**Requirements:**
Copy out each line featuring the string "Динамика" from the entries beneath.

★ ★ ★ ★

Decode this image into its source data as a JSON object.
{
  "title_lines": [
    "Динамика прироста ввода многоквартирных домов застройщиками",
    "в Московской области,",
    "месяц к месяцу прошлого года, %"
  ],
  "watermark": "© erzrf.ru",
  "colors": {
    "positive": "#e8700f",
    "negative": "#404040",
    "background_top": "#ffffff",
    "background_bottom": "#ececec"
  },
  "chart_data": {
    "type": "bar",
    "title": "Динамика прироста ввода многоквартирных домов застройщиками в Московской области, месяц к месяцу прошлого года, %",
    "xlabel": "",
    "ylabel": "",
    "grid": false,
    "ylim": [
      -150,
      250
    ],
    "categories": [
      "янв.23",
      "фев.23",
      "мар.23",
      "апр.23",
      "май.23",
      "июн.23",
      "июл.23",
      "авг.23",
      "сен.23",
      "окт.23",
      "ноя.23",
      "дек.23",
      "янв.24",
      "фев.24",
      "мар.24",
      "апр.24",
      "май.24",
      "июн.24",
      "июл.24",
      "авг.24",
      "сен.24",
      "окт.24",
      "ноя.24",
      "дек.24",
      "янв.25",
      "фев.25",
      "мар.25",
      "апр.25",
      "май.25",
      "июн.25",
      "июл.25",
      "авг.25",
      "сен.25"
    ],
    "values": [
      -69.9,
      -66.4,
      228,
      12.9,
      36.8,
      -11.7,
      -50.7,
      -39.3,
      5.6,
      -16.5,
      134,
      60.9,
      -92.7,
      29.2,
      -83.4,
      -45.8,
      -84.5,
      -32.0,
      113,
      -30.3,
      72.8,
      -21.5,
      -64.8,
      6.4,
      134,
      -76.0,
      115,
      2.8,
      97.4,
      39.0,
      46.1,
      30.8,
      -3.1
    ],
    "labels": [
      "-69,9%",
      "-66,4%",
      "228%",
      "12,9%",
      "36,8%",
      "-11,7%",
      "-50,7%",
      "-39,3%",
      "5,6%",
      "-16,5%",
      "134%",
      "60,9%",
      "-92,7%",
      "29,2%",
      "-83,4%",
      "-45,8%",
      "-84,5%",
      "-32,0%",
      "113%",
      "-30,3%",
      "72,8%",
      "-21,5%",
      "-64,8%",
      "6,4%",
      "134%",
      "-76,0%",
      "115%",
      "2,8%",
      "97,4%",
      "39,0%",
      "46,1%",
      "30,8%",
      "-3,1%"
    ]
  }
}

★ ★ ★ ★

**Solution to this problem:**
    "Динамика прироста ввода многоквартирных домов застройщиками",
    "title": "Динамика прироста ввода многоквартирных домов застройщиками в Московской области, месяц к месяцу прошлого года, %",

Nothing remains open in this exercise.